Down From The Mountain Review
The story:We all knew that the Coens loved their soundtracks - The Big Lebowski was arguably one of the best soundtracks put together in the 90s mostly thanks to the encyclopedic genius of T-Bone Burnett so unsurprisingly with their followup, Oh Brother where art thou, they once again worked with T-Bone and the result became a multi-platinum record. Before the film was released, the Coens had the excellent idea of organising a concert of the soundtrack in the Ryman Auditorium (Nashville, Tennessee) and had the even better idea to get the legendary documentary maker D.A. Pennebaker to film the entire proceedings. The assembled lineup for fans such as myself is the equivalent of a dream come true, with the old stars of the genre performing alongside the young guard who are set to preserve and embellish this beautiful music.
The film is filmed in Pennebaker's trademark "fly-on-the-wall" style - the characters seem quite oblivious to the fact they're being filmed and act with the camera as they'd interact with a normal person. The film starts with the preparations and the dress-rehearsal the day before the concert with Pennebaker filing the musicians relaxing, arranging and performing the songs as well as talking about various things such as Emmylou Harris' passion for Baseball to stagefright. After about 25 minutes of this, we get to the concert with the late John Hartford acting as MC and Holly Hunter introducing the show. The concert filming is not as conservative as one would expect given the style (although we are miles away from MTV!) with quite a few cameras being used simultaneously and quite a bit of cutting backstage - despite this, the cinematography thankfully doesn't get in the way but rather enlivens the experience giving a clear zest and vigour. Of course, the music itself is a matter of taste and given the lukewarm interest there is for country music in the UK, one can only hope that people will start to see that there is more to it than line-dancing and 5-gallon hats. Although probably not as mesmerising in style as Buena Vista Social Club nor as groundbreaking as Pennebaker's own Dylan documentary (Don't look back), this is still a very good film of (and around) a concert which is well worth the detour for die-hard fans and neophytes alike.
The image:The image is full frame which as far as I can make out is the correct format given that it was filmed on digital video and the framing doesn't seem too claustrophobic. Still the R1 release is supposed to be widescreen so I'm not 100% sure of this one. As for the image quality, it's what one can expect from the digital video medium: nowhere near as sharp and precise as celluloid but still nice to look at and with a more "real" feel to it. The colours scream a little at times which in come ways is a blessing given the bland colour spectrum some DV recorded films have. As for artifacting, I didn't see any that was not already in the original medium. So an adequate transfer given the shortcomings of the original material.
The sound:The R2 version gets a stereo mix whereas the R1 version gets a 5.1 soundtrack as well... It remains to be proven whether or not the concert will really sound better with a 5.1 remix as it was recorded only with a few mikes placed in front of the musicians singers (showing MTV what unplugged really should be!). Remixing it to 5.1 seems to defeat the purposefully low-tech nature of the venture and as the stereo mix seems to be based on the original mix, I'm not really complaining. It's nice and clear - you can really hear each instrument being plucked but that's also thanks to the lack of any percussion instrument!

▶ [Data rows]:
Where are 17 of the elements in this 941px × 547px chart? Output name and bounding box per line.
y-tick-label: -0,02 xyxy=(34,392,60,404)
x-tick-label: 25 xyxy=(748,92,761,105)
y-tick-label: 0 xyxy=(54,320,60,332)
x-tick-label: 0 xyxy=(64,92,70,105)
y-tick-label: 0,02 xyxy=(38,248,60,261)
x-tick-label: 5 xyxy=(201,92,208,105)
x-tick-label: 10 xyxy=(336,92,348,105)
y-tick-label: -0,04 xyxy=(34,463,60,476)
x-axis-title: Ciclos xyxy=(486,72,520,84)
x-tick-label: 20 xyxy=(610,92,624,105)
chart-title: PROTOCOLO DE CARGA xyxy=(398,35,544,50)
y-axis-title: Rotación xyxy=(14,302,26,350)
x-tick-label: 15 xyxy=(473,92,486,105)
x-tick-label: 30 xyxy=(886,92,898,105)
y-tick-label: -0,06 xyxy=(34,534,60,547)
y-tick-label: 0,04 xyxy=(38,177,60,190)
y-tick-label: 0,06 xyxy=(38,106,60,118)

▶ [Tasks to perform]:
a: According to the Down From The Mountain review, who acted as MC at the concert?
b: Copy the Down From The Mountain review word for word, from "The sound:The R2" up to and including "any percussion instrument!".
c: Carry the Down From The Mountain review further, picking up right after its final sentence.

▶ [Answers for the tasks]:
a: John Hartford acted as MC.

b:
The sound:The R2 version gets a stereo mix whereas the R1 version gets a 5.1 soundtrack as well... It remains to be proven whether or not the concert will really sound better with a 5.1 remix as it was recorded only with a few mikes placed in front of the musicians singers (showing MTV what unplugged really should be!). Remixing it to 5.1 seems to defeat the purposefully low-tech nature of the venture and as the stereo mix seems to be based on the original mix, I'm not really complaining. It's nice and clear - you can really hear each instrument being plucked but that's also thanks to the lack of any percussion instrument!

c:
The menus: Top stuff: based upon concert posters with footage from the concert in the background and a complete live version of "Man of Constant Sorrow" playing. You can choose to skip to any song featured in the film which is very good extra - also you can choose to either start at the beginning of the film or start at the beginning of the concert making these menus well thought out and executed.
The extras:Nothing at all on the disc - not even the theatrical trailer! Still we do get a nice little booklet with a foreword by the Coens and a two pages of background to the concert and the music written by Jay Orr which in part makes up for the total lack of extras.
- Po Lazarus -- Fairfield Four
- Big Rock Candy Mountain -- John Hartford
- Blue and Lonesome -- Alison Krauss & Union Station
- Green Pastures -- Emmylou Harris, Gillian Welch & David Rawlings
- Indian War Whoop -- Gillian Welch & John Hartford
- (Didn't Leave) Nobody But the Baby -- Alison Krauss, Emmylou Harris & Gillian Welch
- John law Burned Down the Liquor Sto' -- Chris Thomas King & Colin Linden
- I am Weary (Let Me Rest) -- The Cox Family
- (Will There Be Any) Stars In My Crown -- The Cox Family
- In the Highway -- The Peasall Sisters
- Down to the River to Pray -- Alison Krauss & The First Baptist Church Choir of Whitehouse, Tennessee
- Violin Solo -- John Hartford
- My Dear Someone -- Gillian Welch & David Rawlings
- I Want to Sing That Rock 'n' Roll -- Gillian Welch & David Rawlings
- Keep on the Sunny Side of Life -- The Whites
- Hogfoot -- John Hartford
- O Death -- Ralph Stanley
- Angel Band - Company
- I'll Fly Away -- Alison Krauss & Gillian Welch
Conclusions:Given the recent Grammy award given to the soundtrack, this DVD could be another opportunity to have another look into the world of folk/mountain/country music. The DVD, although extra bereft, is not a cheap looking effort thanks to the delightful menu conception and the liner notes. Well worth investigating...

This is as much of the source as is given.